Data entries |

+ + + +

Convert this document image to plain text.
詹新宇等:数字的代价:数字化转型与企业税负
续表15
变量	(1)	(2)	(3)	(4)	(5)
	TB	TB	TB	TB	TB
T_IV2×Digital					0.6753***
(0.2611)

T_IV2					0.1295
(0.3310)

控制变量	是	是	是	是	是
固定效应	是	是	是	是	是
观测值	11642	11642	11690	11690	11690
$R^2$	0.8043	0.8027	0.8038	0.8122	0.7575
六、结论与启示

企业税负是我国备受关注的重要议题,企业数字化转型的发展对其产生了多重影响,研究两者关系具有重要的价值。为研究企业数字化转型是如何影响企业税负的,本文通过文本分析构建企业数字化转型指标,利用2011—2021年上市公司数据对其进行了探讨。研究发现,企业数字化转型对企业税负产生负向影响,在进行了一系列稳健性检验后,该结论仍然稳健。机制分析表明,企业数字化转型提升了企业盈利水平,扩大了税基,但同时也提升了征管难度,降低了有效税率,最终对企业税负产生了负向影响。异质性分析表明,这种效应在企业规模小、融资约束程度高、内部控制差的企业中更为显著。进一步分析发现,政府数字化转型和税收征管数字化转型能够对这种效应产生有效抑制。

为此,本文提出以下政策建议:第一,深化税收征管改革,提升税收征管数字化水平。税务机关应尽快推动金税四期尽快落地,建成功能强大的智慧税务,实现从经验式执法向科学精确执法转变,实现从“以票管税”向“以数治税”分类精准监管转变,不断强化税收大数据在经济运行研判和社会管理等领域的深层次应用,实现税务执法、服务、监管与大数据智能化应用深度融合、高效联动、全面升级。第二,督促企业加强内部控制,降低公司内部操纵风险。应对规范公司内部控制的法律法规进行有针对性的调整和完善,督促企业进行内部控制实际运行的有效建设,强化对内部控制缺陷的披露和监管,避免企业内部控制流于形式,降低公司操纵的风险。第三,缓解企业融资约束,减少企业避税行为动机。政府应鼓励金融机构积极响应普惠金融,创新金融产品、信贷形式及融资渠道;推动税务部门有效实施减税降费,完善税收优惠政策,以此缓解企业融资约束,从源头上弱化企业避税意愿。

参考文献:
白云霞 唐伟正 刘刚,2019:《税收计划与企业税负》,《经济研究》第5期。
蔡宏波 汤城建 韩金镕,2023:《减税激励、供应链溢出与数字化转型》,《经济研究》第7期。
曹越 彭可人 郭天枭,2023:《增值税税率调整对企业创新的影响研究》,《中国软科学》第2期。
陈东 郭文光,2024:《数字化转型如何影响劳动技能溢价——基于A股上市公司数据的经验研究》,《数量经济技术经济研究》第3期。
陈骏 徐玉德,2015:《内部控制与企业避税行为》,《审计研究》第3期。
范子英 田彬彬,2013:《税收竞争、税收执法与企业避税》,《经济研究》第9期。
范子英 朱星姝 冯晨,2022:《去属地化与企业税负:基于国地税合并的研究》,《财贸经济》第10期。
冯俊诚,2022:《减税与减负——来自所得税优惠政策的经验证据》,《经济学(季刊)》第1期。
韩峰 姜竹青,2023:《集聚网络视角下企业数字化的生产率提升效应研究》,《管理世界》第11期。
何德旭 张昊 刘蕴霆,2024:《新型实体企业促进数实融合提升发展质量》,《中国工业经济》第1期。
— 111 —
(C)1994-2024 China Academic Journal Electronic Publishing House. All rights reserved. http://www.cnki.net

+ + + +

REQUEST |
Return all of the entries word for word.

EXERCISE SOLUTION |
Convert this document image to plain text.
詹新宇等:数字的代价:数字化转型与企业税负
续表15
变量	(1)	(2)	(3)	(4)	(5)
	TB	TB	TB	TB	TB
T_IV2×Digital					0.6753***
(0.2611)

T_IV2					0.1295
(0.3310)

控制变量	是	是	是	是	是
固定效应	是	是	是	是	是
观测值	11642	11642	11690	11690	11690
$R^2$	0.8043	0.8027	0.8038	0.8122	0.7575
六、结论与启示

企业税负是我国备受关注的重要议题,企业数字化转型的发展对其产生了多重影响,研究两者关系具有重要的价值。为研究企业数字化转型是如何影响企业税负的,本文通过文本分析构建企业数字化转型指标,利用2011—2021年上市公司数据对其进行了探讨。研究发现,企业数字化转型对企业税负产生负向影响,在进行了一系列稳健性检验后,该结论仍然稳健。机制分析表明,企业数字化转型提升了企业盈利水平,扩大了税基,但同时也提升了征管难度,降低了有效税率,最终对企业税负产生了负向影响。异质性分析表明,这种效应在企业规模小、融资约束程度高、内部控制差的企业中更为显著。进一步分析发现,政府数字化转型和税收征管数字化转型能够对这种效应产生有效抑制。

为此,本文提出以下政策建议:第一,深化税收征管改革,提升税收征管数字化水平。税务机关应尽快推动金税四期尽快落地,建成功能强大的智慧税务,实现从经验式执法向科学精确执法转变,实现从“以票管税”向“以数治税”分类精准监管转变,不断强化税收大数据在经济运行研判和社会管理等领域的深层次应用,实现税务执法、服务、监管与大数据智能化应用深度融合、高效联动、全面升级。第二,督促企业加强内部控制,降低公司内部操纵风险。应对规范公司内部控制的法律法规进行有针对性的调整和完善,督促企业进行内部控制实际运行的有效建设,强化对内部控制缺陷的披露和监管,避免企业内部控制流于形式,降低公司操纵的风险。第三,缓解企业融资约束,减少企业避税行为动机。政府应鼓励金融机构积极响应普惠金融,创新金融产品、信贷形式及融资渠道;推动税务部门有效实施减税降费,完善税收优惠政策,以此缓解企业融资约束,从源头上弱化企业避税意愿。

参考文献:
白云霞 唐伟正 刘刚,2019:《税收计划与企业税负》,《经济研究》第5期。
蔡宏波 汤城建 韩金镕,2023:《减税激励、供应链溢出与数字化转型》,《经济研究》第7期。
曹越 彭可人 郭天枭,2023:《增值税税率调整对企业创新的影响研究》,《中国软科学》第2期。
陈东 郭文光,2024:《数字化转型如何影响劳动技能溢价——基于A股上市公司数据的经验研究》,《数量经济技术经济研究》第3期。
陈骏 徐玉德,2015:《内部控制与企业避税行为》,《审计研究》第3期。
范子英 田彬彬,2013:《税收竞争、税收执法与企业避税》,《经济研究》第9期。
范子英 朱星姝 冯晨,2022:《去属地化与企业税负:基于国地税合并的研究》,《财贸经济》第10期。
冯俊诚,2022:《减税与减负——来自所得税优惠政策的经验证据》,《经济学(季刊)》第1期。
韩峰 姜竹青,2023:《集聚网络视角下企业数字化的生产率提升效应研究》,《管理世界》第11期。
何德旭 张昊 刘蕴霆,2024:《新型实体企业促进数实融合提升发展质量》,《中国工业经济》第1期。
— 111 —
(C)1994-2024 China Academic Journal Electronic Publishing House. All rights reserved. http://www.cnki.net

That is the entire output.